### Set task
Show, in full, each line of the data that contains "Магаданской".

# # # # # # #

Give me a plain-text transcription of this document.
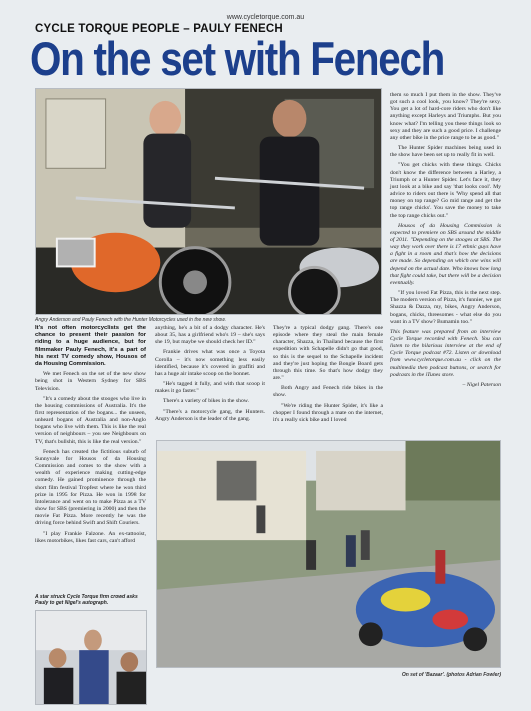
www.cycletorque.com.au
CYCLE TORQUE PEOPLE – PAULY FENECH
On the set with Fenech
Angry Anderson and Pauly Fenech with the Hunter Motorcycles used in the new show.

It's not often motorcyclists get the chance to present their passion for riding to a huge audience, but for filmmaker Pauly Fenech, it's a part of his next TV comedy show, Housos of da Housing Commission.

We met Fenech on the set of the new show being shot in Western Sydney for SBS Television.

"It's a comedy about the stooges who live in the housing commissions of Australia. It's the first representation of the bogans... the unseen, unheard bogans of Australia and non-Anglo bogans who live with them. This is like the real version of neighbours – you see Neighbours on TV, that's bullshit, this is like the real version."

Fenech has created the fictitious suburb of Sunnyvale for Housos of da Housing Commission and comes to the show with a wealth of experience making cutting-edge comedy. He gained prominence through the short film festival Tropfest where he won third prize in 1995 for Pizza. He won in 1998 for Intolerance and went on to make Pizza as a TV show for SBS (premiering in 2000) and then the movie Fat Pizza. More recently he was the driving force behind Swift and Shift Couriers.

"I play Frankie Falzone. An ex-tattooist, likes motorbikes, likes fast cars, can't afford

anything, he's a bit of a dodgy character. He's about 35, has a girlfriend who's 19 – she's says she 19, but maybe we should check her ID."

Frankie drives what was once a Toyota Corolla – it's now something less easily identified, because it's covered in graffiti and has a huge air intake scoop on the bonnet.

"He's tagged it fully, and with that scoop it makes it go faster."

There's a variety of bikes in the show.

"There's a motorcycle gang, the Hunters. Angry Anderson is the leader of the gang.

They're a typical dodgy gang. There's one episode where they steal the main female character, Shazza, in Thailand because the first expedition with Schapelle didn't go that good, so this is the sequel to the Schapelle incident and they're just hoping the Bongie Board gets through this time. So that's how dodgy they are."

Both Angry and Fenech ride bikes in the show.

"We're riding the Hunter Spider, it's like a chopper I found through a mate on the internet, it's a really sick bike and I loved

them so much I put them in the show. They've got such a cool look, you know? They're sexy. You get a lot of hard-core riders who don't like anything except Harleys and Triumphs. But you know what? I'm telling you these things look so sexy and they are such a good price. I challenge any other bike in the price range to be as good."

The Hunter Spider machines being used in the show have been set up to really fit in well.

"You get chicks with these things. Chicks don't know the difference between a Harley, a Triumph or a Hunter Spider. Let's face it, they just look at a bike and say 'that looks cool'. My advice to riders out there is 'Why spend all that money on top range? Go mid range and get the top range chicks'. You save the money to take the top range chicks out."

Housos of da Housing Commission is expected to premiere on SBS around the middle of 2011. "Depending on the stooges at SBS. The way they work over there is 17 ethnic guys have a fight in a room and that's how the decisions are made. So depending on which one wins will depend on the actual date. Who knows how long that fight could take, but there will be a decision eventually.

"If you loved Fat Pizza, this is the next step. The modern version of Pizza, it's funnier, we got Shazza & Dazza, my, bikes, Angry Anderson, bogans, chicks, threesomes - what else do you want in a TV show? Bumamin too."

This feature was prepared from an interview Cycle Torque recorded with Fenech. You can listen to the hilarious interview at the end of Cycle Torque podcast #72. Listen or download from www.cycletorque.com.au - click on the multimedia then podcast buttons, or search for podcasts in the iTunes store.

– Nigel Paterson

A star struck Cycle Torque firm crowd asks Pauly to get Nigel's autograph.
On set of 'Bazaar'. (photos Adrian Fowler)
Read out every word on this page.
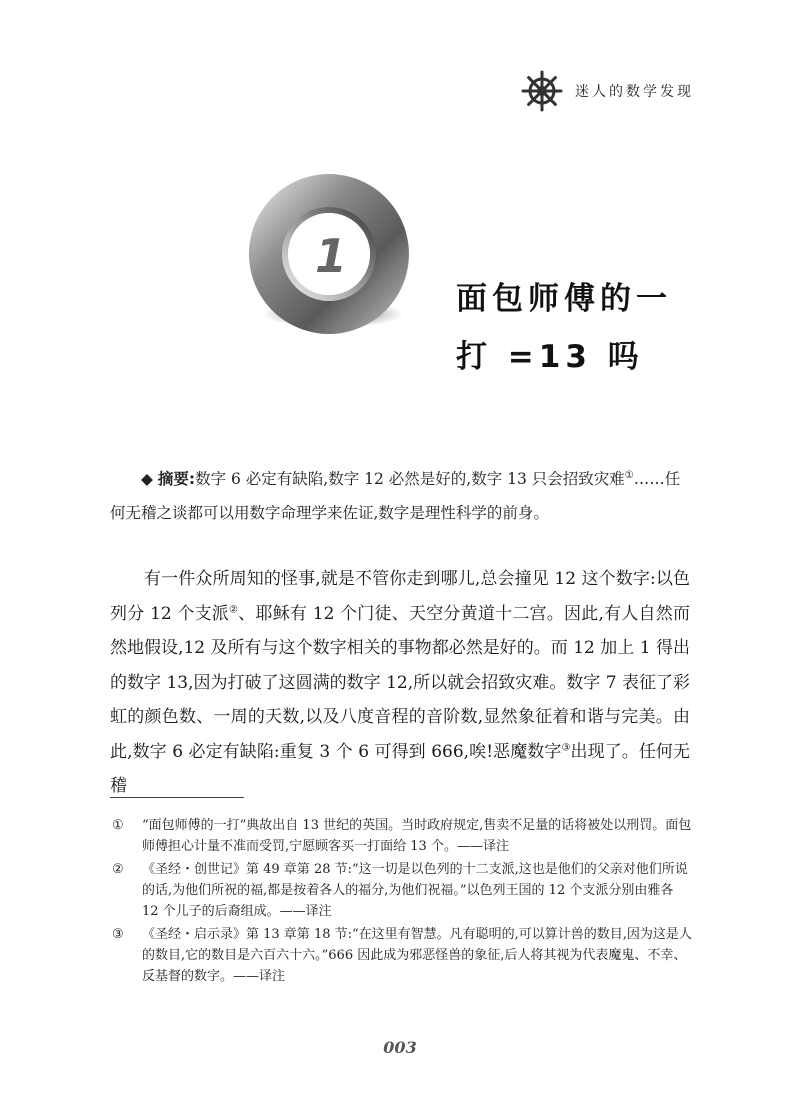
迷人的数学发现
1
面包师傅的一
打 =13 吗

◆ 摘要:数字 6 必定有缺陷,数字 12 必然是好的,数字 13 只会招致灾难①……任何无稽之谈都可以用数字命理学来佐证,数字是理性科学的前身。

有一件众所周知的怪事,就是不管你走到哪儿,总会撞见 12 这个数字:以色列分 12 个支派②、耶稣有 12 个门徒、天空分黄道十二宫。因此,有人自然而然地假设,12 及所有与这个数字相关的事物都必然是好的。而 12 加上 1 得出的数字 13,因为打破了这圆满的数字 12,所以就会招致灾难。数字 7 表征了彩虹的颜色数、一周的天数,以及八度音程的音阶数,显然象征着和谐与完美。由此,数字 6 必定有缺陷:重复 3 个 6 可得到 666,唉!恶魔数字③出现了。任何无稽

①	“面包师傅的一打”典故出自 13 世纪的英国。当时政府规定,售卖不足量的话将被处以刑罚。面包师傅担心计量不准而受罚,宁愿顾客买一打面给 13 个。——译注
②	《圣经・创世记》第 49 章第 28 节:“这一切是以色列的十二支派,这也是他们的父亲对他们所说的话,为他们所祝的福,都是按着各人的福分,为他们祝福。”以色列王国的 12 个支派分别由雅各 12 个儿子的后裔组成。——译注
③	《圣经・启示录》第 13 章第 18 节:“在这里有智慧。凡有聪明的,可以算计兽的数目,因为这是人的数目,它的数目是六百六十六。”666 因此成为邪恶怪兽的象征,后人将其视为代表魔鬼、不幸、反基督的数字。——译注
003
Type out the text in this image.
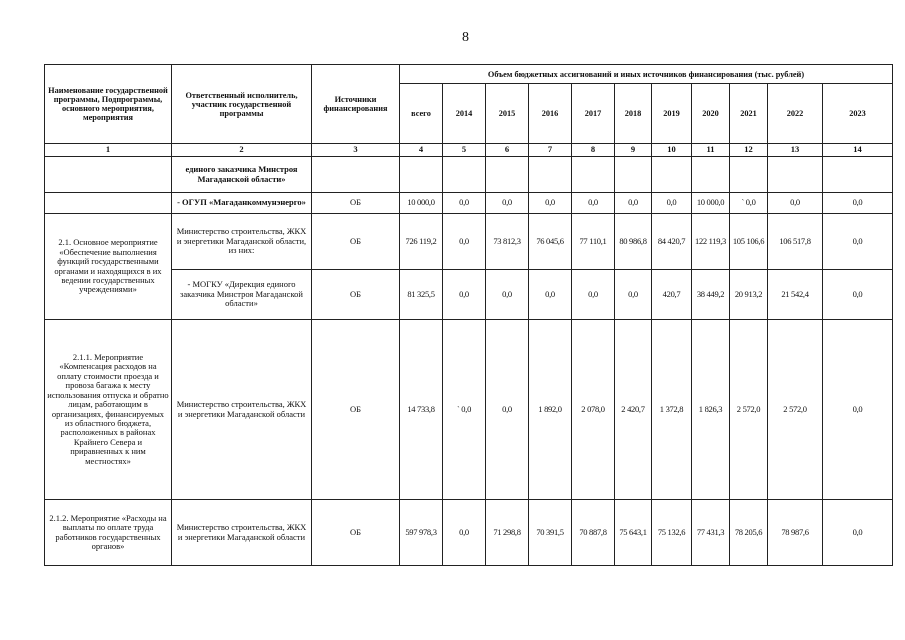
8
Наименование государственной программы, Подпрограммы, основного мероприятия, мероприятия	Ответственный исполнитель, участник государственной программы	Источники финансирования	Объем бюджетных ассигнований и иных источников финансирования (тыс. рублей)										
			всего	2014	2015	2016	2017	2018	2019	2020	2021	2022	2023
1	2	3	4	5	6	7	8	9	10	11	12	13	14
	единого заказчика Минстроя Магаданской области»												
	- ОГУП «Магаданкоммунэнерго»	ОБ	10 000,0	0,0	0,0	0,0	0,0	0,0	0,0	10 000,0	` 0,0	0,0	0,0
2.1. Основное мероприятие «Обеспечение выполнения функций государственными органами и находящихся в их ведении государственных учреждениями»	Министерство строительства, ЖКХ и энергетики Магаданской области, из них:	ОБ	726 119,2	0,0	73 812,3	76 045,6	77 110,1	80 986,8	84 420,7	122 119,3	105 106,6	106 517,8	0,0
	- МОГКУ «Дирекция единого заказчика Минстроя Магаданской области»	ОБ	81 325,5	0,0	0,0	0,0	0,0	0,0	420,7	38 449,2	20 913,2	21 542,4	0,0
2.1.1. Мероприятие «Компенсация расходов на оплату стоимости проезда и провоза багажа к месту использования отпуска и обратно лицам, работающим в организациях, финансируемых из областного бюджета, расположенных в районах Крайнего Севера и приравненных к ним местностях»	Министерство строительства, ЖКХ и энергетики Магаданской области	ОБ	14 733,8	` 0,0	0,0	1 892,0	2 078,0	2 420,7	1 372,8	1 826,3	2 572,0	2 572,0	0,0
2.1.2. Мероприятие «Расходы на выплаты по оплате труда работников государственных органов»	Министерство строительства, ЖКХ и энергетики Магаданской области	ОБ	597 978,3	0,0	71 298,8	70 391,5	70 887,8	75 643,1	75 132,6	77 431,3	78 205,6	78 987,6	0,0
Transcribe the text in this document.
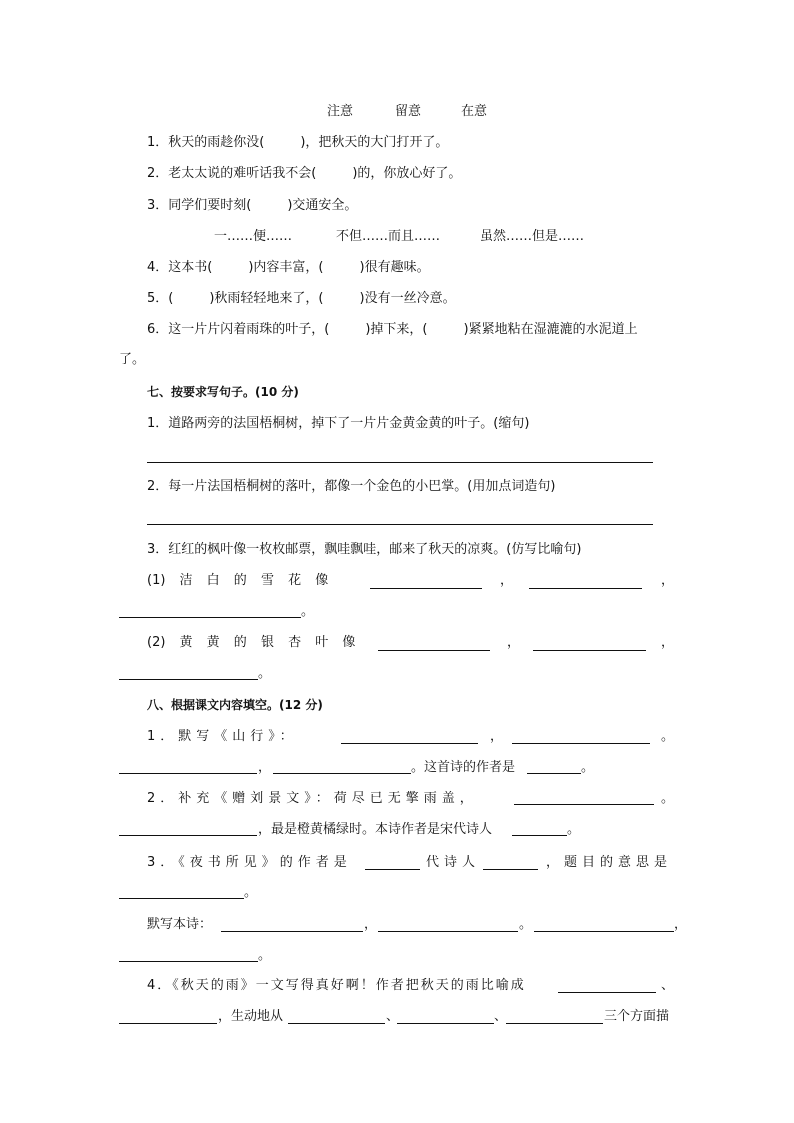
注意	留意	在意
1．秋天的雨趁你没(	)，把秋天的大门打开了。
2．老太太说的难听话我不会(	)的，你放心好了。
3．同学们要时刻(	)交通安全。
一……便……	不但……而且……	虽然……但是……
4．这本书(	)内容丰富，(	)很有趣味。
5．(	)秋雨轻轻地来了，(	)没有一丝冷意。
6．这一片片闪着雨珠的叶子，(	)掉下来，(	)紧紧地粘在湿漉漉的水泥道上
了。
七、按要求写句子。(10 分)
1．道路两旁的法国梧桐树，掉下了一片片金黄金黄的叶子。(缩句)
2．每一片法国梧桐树的落叶，都像一个金色的小巴掌。(用加点词造句)
3．红红的枫叶像一枚枚邮票，飘哇飘哇，邮来了秋天的凉爽。(仿写比喻句)
(1) 洁 白 的 雪 花 像	，	，
。
(2) 黄 黄 的 银 杏 叶 像	，	，
。
八、根据课文内容填空。(12 分)
1．默写《山行》：	，	。
，	。这首诗的作者是	。
2．补充《赠刘景文》：荷尽已无擎雨盖，	。
，最是橙黄橘绿时。本诗作者是宋代诗人	。
3．《夜书所见》的作者是	代诗人	，题目的意思是
。
默写本诗：	，	。	，
。
4．《秋天的雨》一文写得真好啊！作者把秋天的雨比喻成	、
，生动地从	、	、	三个方面描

# # # # # # #

### Task response
	единого заказчика Минстроя Магаданской области»												
2.1. Основное мероприятие «Обеспечение выполнения функций государственными органами и находящихся в их ведении государственных учреждениями»	Министерство строительства, ЖКХ и энергетики Магаданской области, из них:	ОБ	726 119,2	0,0	73 812,3	76 045,6	77 110,1	80 986,8	84 420,7	122 119,3	105 106,6	106 517,8	0,0
	- МОГКУ «Дирекция единого заказчика Минстроя Магаданской области»	ОБ	81 325,5	0,0	0,0	0,0	0,0	0,0	420,7	38 449,2	20 913,2	21 542,4	0,0
2.1.1. Мероприятие «Компенсация расходов на оплату стоимости проезда и провоза багажа к месту использования отпуска и обратно лицам, работающим в организациях, финансируемых из областного бюджета, расположенных в районах Крайнего Севера и приравненных к ним местностях»	Министерство строительства, ЖКХ и энергетики Магаданской области	ОБ	14 733,8	` 0,0	0,0	1 892,0	2 078,0	2 420,7	1 372,8	1 826,3	2 572,0	2 572,0	0,0
2.1.2. Мероприятие «Расходы на выплаты по оплате труда работников государственных органов»	Министерство строительства, ЖКХ и энергетики Магаданской области	ОБ	597 978,3	0,0	71 298,8	70 391,5	70 887,8	75 643,1	75 132,6	77 431,3	78 205,6	78 987,6	0,0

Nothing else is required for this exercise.